▶ _Exercise directions_
Using the entries that follow, collect the lines where the word "JSON" appears.
★ ★ ★
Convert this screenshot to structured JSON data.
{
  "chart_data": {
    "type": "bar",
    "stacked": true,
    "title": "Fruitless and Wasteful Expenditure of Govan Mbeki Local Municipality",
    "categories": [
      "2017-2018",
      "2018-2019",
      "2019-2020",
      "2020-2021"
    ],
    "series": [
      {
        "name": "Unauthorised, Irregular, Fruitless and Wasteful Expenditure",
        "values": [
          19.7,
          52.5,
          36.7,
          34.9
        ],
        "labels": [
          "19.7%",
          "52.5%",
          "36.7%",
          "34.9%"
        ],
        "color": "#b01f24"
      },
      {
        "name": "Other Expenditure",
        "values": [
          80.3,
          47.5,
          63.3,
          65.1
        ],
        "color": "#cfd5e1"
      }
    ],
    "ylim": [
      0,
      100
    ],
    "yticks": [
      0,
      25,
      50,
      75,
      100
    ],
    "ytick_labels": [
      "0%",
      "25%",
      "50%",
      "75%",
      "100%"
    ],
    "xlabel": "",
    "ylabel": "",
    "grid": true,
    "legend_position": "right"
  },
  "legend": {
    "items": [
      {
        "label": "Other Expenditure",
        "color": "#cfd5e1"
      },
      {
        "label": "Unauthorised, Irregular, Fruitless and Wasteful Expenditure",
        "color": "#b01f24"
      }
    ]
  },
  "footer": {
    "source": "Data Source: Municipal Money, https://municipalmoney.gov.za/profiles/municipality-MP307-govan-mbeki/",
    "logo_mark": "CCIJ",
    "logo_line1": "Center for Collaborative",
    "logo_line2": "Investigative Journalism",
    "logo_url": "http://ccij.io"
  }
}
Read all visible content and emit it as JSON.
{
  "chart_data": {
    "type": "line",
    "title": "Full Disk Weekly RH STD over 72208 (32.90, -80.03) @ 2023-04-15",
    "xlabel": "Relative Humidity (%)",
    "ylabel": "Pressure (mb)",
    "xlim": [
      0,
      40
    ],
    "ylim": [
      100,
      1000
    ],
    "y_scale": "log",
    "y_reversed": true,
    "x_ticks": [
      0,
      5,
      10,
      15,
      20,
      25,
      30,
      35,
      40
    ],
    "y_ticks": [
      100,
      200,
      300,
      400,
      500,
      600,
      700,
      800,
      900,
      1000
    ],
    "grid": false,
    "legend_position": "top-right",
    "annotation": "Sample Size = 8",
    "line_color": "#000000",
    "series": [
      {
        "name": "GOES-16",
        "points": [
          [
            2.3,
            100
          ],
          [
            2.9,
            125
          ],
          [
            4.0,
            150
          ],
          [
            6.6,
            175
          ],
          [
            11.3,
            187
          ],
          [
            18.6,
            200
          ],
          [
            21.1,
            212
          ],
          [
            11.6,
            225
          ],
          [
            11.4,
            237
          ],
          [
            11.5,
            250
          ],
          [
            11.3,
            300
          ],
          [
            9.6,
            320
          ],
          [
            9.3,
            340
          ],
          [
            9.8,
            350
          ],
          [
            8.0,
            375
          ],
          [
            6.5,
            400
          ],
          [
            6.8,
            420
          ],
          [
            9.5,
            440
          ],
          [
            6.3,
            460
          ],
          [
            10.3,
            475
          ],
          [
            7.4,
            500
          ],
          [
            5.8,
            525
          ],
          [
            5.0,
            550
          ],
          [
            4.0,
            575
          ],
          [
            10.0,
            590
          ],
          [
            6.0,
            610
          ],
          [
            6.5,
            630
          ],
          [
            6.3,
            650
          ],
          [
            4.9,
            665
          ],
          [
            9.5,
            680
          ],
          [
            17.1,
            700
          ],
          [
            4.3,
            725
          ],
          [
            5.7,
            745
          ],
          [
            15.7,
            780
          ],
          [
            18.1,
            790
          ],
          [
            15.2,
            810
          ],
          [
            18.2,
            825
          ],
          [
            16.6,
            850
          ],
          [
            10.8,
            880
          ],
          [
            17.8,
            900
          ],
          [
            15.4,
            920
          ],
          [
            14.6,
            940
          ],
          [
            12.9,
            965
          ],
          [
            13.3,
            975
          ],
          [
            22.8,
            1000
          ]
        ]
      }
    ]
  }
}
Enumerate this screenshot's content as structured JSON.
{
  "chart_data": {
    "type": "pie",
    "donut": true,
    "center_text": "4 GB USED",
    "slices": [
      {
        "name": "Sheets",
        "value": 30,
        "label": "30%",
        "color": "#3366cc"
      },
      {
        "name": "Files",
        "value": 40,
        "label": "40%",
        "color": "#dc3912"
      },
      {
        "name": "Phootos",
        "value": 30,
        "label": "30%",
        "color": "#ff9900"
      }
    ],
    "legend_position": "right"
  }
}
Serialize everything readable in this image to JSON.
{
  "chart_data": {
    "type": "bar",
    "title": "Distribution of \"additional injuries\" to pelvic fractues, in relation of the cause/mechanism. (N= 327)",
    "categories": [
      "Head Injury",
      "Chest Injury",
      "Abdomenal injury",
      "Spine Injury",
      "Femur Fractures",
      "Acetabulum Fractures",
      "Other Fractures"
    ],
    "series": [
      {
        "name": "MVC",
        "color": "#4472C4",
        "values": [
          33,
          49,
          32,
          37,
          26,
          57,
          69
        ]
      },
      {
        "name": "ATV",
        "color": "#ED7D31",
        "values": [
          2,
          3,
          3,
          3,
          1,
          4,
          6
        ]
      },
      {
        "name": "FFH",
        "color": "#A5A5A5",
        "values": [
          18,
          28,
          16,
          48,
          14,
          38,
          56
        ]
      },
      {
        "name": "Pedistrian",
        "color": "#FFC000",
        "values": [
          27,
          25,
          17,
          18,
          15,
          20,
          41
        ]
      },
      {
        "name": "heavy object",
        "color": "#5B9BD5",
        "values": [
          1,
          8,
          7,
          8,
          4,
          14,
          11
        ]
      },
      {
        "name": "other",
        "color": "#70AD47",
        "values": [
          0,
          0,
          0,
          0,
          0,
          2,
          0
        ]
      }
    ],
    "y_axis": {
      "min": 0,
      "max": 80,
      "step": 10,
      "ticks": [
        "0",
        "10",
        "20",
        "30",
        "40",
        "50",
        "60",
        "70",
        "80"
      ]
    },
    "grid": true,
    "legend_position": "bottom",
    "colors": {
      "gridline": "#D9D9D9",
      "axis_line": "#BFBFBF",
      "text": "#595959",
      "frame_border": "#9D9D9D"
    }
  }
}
★ ★ ★
▶ _Output for this task_
Convert this screenshot to structured JSON data.
Read all visible content and emit it as JSON.
Enumerate this screenshot's content as structured JSON.
Serialize everything readable in this image to JSON.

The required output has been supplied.